- _Task requirements_: Reproduce each line of the listing exactly.

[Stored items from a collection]
------------------------------------------------------------
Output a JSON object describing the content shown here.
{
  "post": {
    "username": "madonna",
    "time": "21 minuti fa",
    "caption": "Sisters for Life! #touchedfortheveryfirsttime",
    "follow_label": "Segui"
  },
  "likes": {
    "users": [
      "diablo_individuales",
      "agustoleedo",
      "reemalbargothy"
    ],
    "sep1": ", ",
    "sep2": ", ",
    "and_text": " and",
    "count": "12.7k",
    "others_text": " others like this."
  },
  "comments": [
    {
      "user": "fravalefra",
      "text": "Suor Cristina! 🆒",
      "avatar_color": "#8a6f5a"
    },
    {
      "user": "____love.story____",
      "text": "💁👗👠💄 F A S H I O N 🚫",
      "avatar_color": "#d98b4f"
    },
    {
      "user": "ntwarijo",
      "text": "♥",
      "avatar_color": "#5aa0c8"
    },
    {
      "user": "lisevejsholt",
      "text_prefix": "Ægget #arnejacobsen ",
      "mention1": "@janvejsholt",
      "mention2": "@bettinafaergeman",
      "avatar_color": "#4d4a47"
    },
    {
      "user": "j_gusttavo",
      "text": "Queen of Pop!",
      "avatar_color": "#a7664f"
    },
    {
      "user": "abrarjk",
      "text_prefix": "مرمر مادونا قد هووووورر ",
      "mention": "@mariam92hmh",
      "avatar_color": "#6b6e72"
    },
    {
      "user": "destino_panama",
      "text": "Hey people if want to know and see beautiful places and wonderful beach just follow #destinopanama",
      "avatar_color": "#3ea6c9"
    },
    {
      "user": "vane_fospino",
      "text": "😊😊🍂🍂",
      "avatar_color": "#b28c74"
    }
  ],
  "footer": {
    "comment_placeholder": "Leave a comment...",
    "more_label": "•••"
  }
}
------------------------------------------------------------
- _Exercise result_:
Output a JSON object describing the content shown here.
{
  "post": {
    "username": "madonna",
    "time": "21 minuti fa",
    "caption": "Sisters for Life! #touchedfortheveryfirsttime",
    "follow_label": "Segui"
  },
  "likes": {
    "users": [
      "diablo_individuales",
      "agustoleedo",
      "reemalbargothy"
    ],
    "sep1": ", ",
    "sep2": ", ",
    "and_text": " and",
    "count": "12.7k",
    "others_text": " others like this."
  },
  "comments": [
    {
      "user": "fravalefra",
      "text": "Suor Cristina! 🆒",
      "avatar_color": "#8a6f5a"
    },
    {
      "user": "____love.story____",
      "text": "💁👗👠💄 F A S H I O N 🚫",
      "avatar_color": "#d98b4f"
    },
    {
      "user": "ntwarijo",
      "text": "♥",
      "avatar_color": "#5aa0c8"
    },
    {
      "user": "lisevejsholt",
      "text_prefix": "Ægget #arnejacobsen ",
      "mention1": "@janvejsholt",
      "mention2": "@bettinafaergeman",
      "avatar_color": "#4d4a47"
    },
    {
      "user": "j_gusttavo",
      "text": "Queen of Pop!",
      "avatar_color": "#a7664f"
    },
    {
      "user": "abrarjk",
      "text_prefix": "مرمر مادونا قد هووووورر ",
      "mention": "@mariam92hmh",
      "avatar_color": "#6b6e72"
    },
    {
      "user": "destino_panama",
      "text": "Hey people if want to know and see beautiful places and wonderful beach just follow #destinopanama",
      "avatar_color": "#3ea6c9"
    },
    {
      "user": "vane_fospino",
      "text": "😊😊🍂🍂",
      "avatar_color": "#b28c74"
    }
  ],
  "footer": {
    "comment_placeholder": "Leave a comment...",
    "more_label": "•••"
  }
}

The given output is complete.